WHAT THE TASK ASKS: Write the material out again exactly as it stands.

SUPPLIED RECORDS:
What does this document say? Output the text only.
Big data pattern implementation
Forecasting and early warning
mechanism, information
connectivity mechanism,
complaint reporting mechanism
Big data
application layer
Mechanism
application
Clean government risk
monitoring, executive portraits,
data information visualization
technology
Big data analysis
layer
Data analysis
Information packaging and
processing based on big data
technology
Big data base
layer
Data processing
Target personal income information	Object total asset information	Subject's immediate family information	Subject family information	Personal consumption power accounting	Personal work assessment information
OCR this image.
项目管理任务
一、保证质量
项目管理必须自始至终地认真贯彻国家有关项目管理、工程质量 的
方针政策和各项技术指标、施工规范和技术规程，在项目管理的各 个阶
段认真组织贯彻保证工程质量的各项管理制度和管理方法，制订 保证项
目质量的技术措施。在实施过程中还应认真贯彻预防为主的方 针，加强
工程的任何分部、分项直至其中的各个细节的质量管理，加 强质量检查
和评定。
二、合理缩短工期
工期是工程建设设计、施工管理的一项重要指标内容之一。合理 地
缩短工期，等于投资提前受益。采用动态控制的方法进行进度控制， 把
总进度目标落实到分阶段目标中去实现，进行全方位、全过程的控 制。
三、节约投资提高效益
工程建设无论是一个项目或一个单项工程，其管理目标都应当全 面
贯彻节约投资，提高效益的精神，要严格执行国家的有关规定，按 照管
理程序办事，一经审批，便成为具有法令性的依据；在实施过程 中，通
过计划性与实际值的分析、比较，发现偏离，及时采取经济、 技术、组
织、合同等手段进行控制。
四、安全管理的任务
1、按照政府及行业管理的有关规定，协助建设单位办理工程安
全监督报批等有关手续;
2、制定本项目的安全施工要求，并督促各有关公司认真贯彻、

SOLUTION TO THIS EXERCISE:
What does this document say? Output the text only.
Big data pattern implementation
Forecasting and early warning
mechanism, information
connectivity mechanism,
complaint reporting mechanism
Big data
application layer
Mechanism
application
Clean government risk
monitoring, executive portraits,
data information visualization
technology
Big data analysis
layer
Data analysis
Information packaging and
processing based on big data
technology
Big data base
layer
Data processing
Target personal income information	Object total asset information	Subject's immediate family information	Subject family information	Personal consumption power accounting	Personal work assessment information
OCR this image.
项目管理任务
一、保证质量
项目管理必须自始至终地认真贯彻国家有关项目管理、工程质量 的
方针政策和各项技术指标、施工规范和技术规程，在项目管理的各 个阶
段认真组织贯彻保证工程质量的各项管理制度和管理方法，制订 保证项
目质量的技术措施。在实施过程中还应认真贯彻预防为主的方 针，加强
工程的任何分部、分项直至其中的各个细节的质量管理，加 强质量检查
和评定。
二、合理缩短工期
工期是工程建设设计、施工管理的一项重要指标内容之一。合理 地
缩短工期，等于投资提前受益。采用动态控制的方法进行进度控制， 把
总进度目标落实到分阶段目标中去实现，进行全方位、全过程的控 制。
三、节约投资提高效益
工程建设无论是一个项目或一个单项工程，其管理目标都应当全 面
贯彻节约投资，提高效益的精神，要严格执行国家的有关规定，按 照管
理程序办事，一经审批，便成为具有法令性的依据；在实施过程 中，通
过计划性与实际值的分析、比较，发现偏离，及时采取经济、 技术、组
织、合同等手段进行控制。
四、安全管理的任务
1、按照政府及行业管理的有关规定，协助建设单位办理工程安
全监督报批等有关手续;
2、制定本项目的安全施工要求，并督促各有关公司认真贯彻、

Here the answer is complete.